Exercise objective: Type out the data exactly as given. Skip any image.

Source material:
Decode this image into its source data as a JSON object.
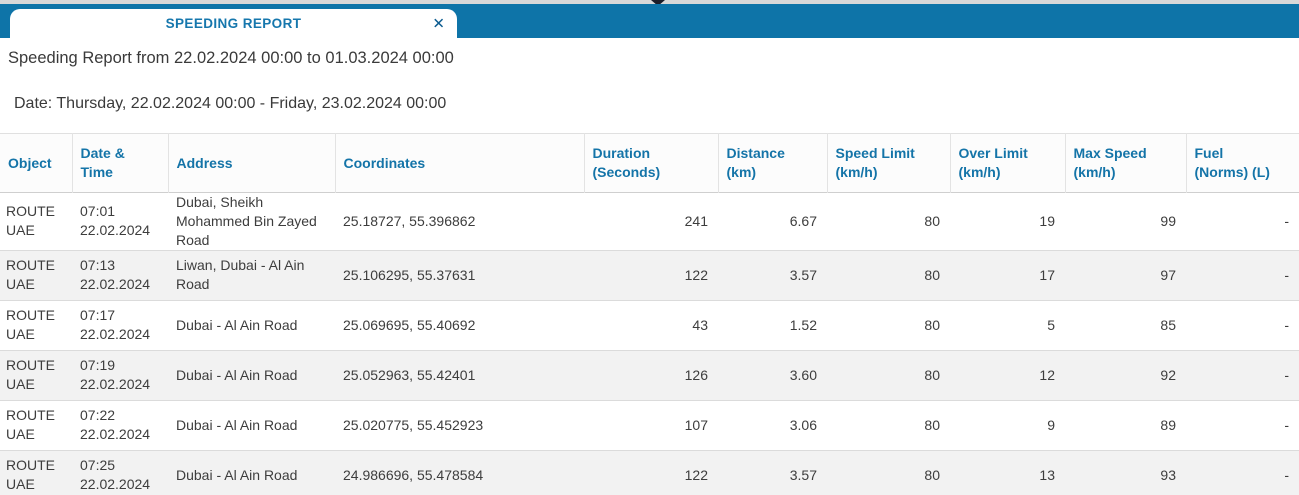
{
  "tab_bar": {
    "tab_label": "SPEEDING REPORT",
    "close_icon": "✕"
  },
  "report": {
    "title": "Speeding Report from 22.02.2024 00:00 to 01.03.2024 00:00",
    "date_line": "Date: Thursday, 22.02.2024 00:00 - Friday, 23.02.2024 00:00"
  },
  "table": {
    "columns": [
      {
        "label": "Object"
      },
      {
        "label": "Date & Time"
      },
      {
        "label": "Address"
      },
      {
        "label": "Coordinates"
      },
      {
        "label": "Duration\n(Seconds)"
      },
      {
        "label": "Distance\n(km)"
      },
      {
        "label": "Speed Limit\n(km/h)"
      },
      {
        "label": "Over Limit\n(km/h)"
      },
      {
        "label": "Max Speed\n(km/h)"
      },
      {
        "label": "Fuel\n(Norms) (L)"
      }
    ],
    "rows": [
      {
        "object": "ROUTE UAE",
        "datetime": "07:01 22.02.2024",
        "address": "Dubai, Sheikh Mohammed Bin Zayed Road",
        "coordinates": "25.18727, 55.396862",
        "duration": "241",
        "distance": "6.67",
        "speed_limit": "80",
        "over_limit": "19",
        "max_speed": "99",
        "fuel": "-"
      },
      {
        "object": "ROUTE UAE",
        "datetime": "07:13 22.02.2024",
        "address": "Liwan, Dubai - Al Ain Road",
        "coordinates": "25.106295, 55.37631",
        "duration": "122",
        "distance": "3.57",
        "speed_limit": "80",
        "over_limit": "17",
        "max_speed": "97",
        "fuel": "-"
      },
      {
        "object": "ROUTE UAE",
        "datetime": "07:17 22.02.2024",
        "address": "Dubai - Al Ain Road",
        "coordinates": "25.069695, 55.40692",
        "duration": "43",
        "distance": "1.52",
        "speed_limit": "80",
        "over_limit": "5",
        "max_speed": "85",
        "fuel": "-"
      },
      {
        "object": "ROUTE UAE",
        "datetime": "07:19 22.02.2024",
        "address": "Dubai - Al Ain Road",
        "coordinates": "25.052963, 55.42401",
        "duration": "126",
        "distance": "3.60",
        "speed_limit": "80",
        "over_limit": "12",
        "max_speed": "92",
        "fuel": "-"
      },
      {
        "object": "ROUTE UAE",
        "datetime": "07:22 22.02.2024",
        "address": "Dubai - Al Ain Road",
        "coordinates": "25.020775, 55.452923",
        "duration": "107",
        "distance": "3.06",
        "speed_limit": "80",
        "over_limit": "9",
        "max_speed": "89",
        "fuel": "-"
      },
      {
        "object": "ROUTE UAE",
        "datetime": "07:25 22.02.2024",
        "address": "Dubai - Al Ain Road",
        "coordinates": "24.986696, 55.478584",
        "duration": "122",
        "distance": "3.57",
        "speed_limit": "80",
        "over_limit": "13",
        "max_speed": "93",
        "fuel": "-"
      }
    ]
  },
  "colors": {
    "top_bar": "#0e74a8",
    "tab_background": "#ffffff",
    "tab_label": "#1677ad",
    "close_icon": "#0d5c90",
    "header_text": "#1474a8",
    "row_alt_background": "#f2f2f2",
    "row_border": "#dbdbdb",
    "body_text": "#3d3d3d"
  }
}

Result for this exercise:
Decode this image into its source data as a JSON object.
{
  "tab_bar": {
    "tab_label": "SPEEDING REPORT",
    "close_icon": "✕"
  },
  "report": {
    "title": "Speeding Report from 22.02.2024 00:00 to 01.03.2024 00:00",
    "date_line": "Date: Thursday, 22.02.2024 00:00 - Friday, 23.02.2024 00:00"
  },
  "table": {
    "columns": [
      {
        "label": "Object"
      },
      {
        "label": "Date & Time"
      },
      {
        "label": "Address"
      },
      {
        "label": "Coordinates"
      },
      {
        "label": "Duration\n(Seconds)"
      },
      {
        "label": "Distance\n(km)"
      },
      {
        "label": "Speed Limit\n(km/h)"
      },
      {
        "label": "Over Limit\n(km/h)"
      },
      {
        "label": "Max Speed\n(km/h)"
      },
      {
        "label": "Fuel\n(Norms) (L)"
      }
    ],
    "rows": [
      {
        "object": "ROUTE UAE",
        "datetime": "07:01 22.02.2024",
        "address": "Dubai, Sheikh Mohammed Bin Zayed Road",
        "coordinates": "25.18727, 55.396862",
        "duration": "241",
        "distance": "6.67",
        "speed_limit": "80",
        "over_limit": "19",
        "max_speed": "99",
        "fuel": "-"
      },
      {
        "object": "ROUTE UAE",
        "datetime": "07:13 22.02.2024",
        "address": "Liwan, Dubai - Al Ain Road",
        "coordinates": "25.106295, 55.37631",
        "duration": "122",
        "distance": "3.57",
        "speed_limit": "80",
        "over_limit": "17",
        "max_speed": "97",
        "fuel": "-"
      },
      {
        "object": "ROUTE UAE",
        "datetime": "07:17 22.02.2024",
        "address": "Dubai - Al Ain Road",
        "coordinates": "25.069695, 55.40692",
        "duration": "43",
        "distance": "1.52",
        "speed_limit": "80",
        "over_limit": "5",
        "max_speed": "85",
        "fuel": "-"
      },
      {
        "object": "ROUTE UAE",
        "datetime": "07:19 22.02.2024",
        "address": "Dubai - Al Ain Road",
        "coordinates": "25.052963, 55.42401",
        "duration": "126",
        "distance": "3.60",
        "speed_limit": "80",
        "over_limit": "12",
        "max_speed": "92",
        "fuel": "-"
      },
      {
        "object": "ROUTE UAE",
        "datetime": "07:22 22.02.2024",
        "address": "Dubai - Al Ain Road",
        "coordinates": "25.020775, 55.452923",
        "duration": "107",
        "distance": "3.06",
        "speed_limit": "80",
        "over_limit": "9",
        "max_speed": "89",
        "fuel": "-"
      },
      {
        "object": "ROUTE UAE",
        "datetime": "07:25 22.02.2024",
        "address": "Dubai - Al Ain Road",
        "coordinates": "24.986696, 55.478584",
        "duration": "122",
        "distance": "3.57",
        "speed_limit": "80",
        "over_limit": "13",
        "max_speed": "93",
        "fuel": "-"
      }
    ]
  },
  "colors": {
    "top_bar": "#0e74a8",
    "tab_background": "#ffffff",
    "tab_label": "#1677ad",
    "close_icon": "#0d5c90",
    "header_text": "#1474a8",
    "row_alt_background": "#f2f2f2",
    "row_border": "#dbdbdb",
    "body_text": "#3d3d3d"
  }
}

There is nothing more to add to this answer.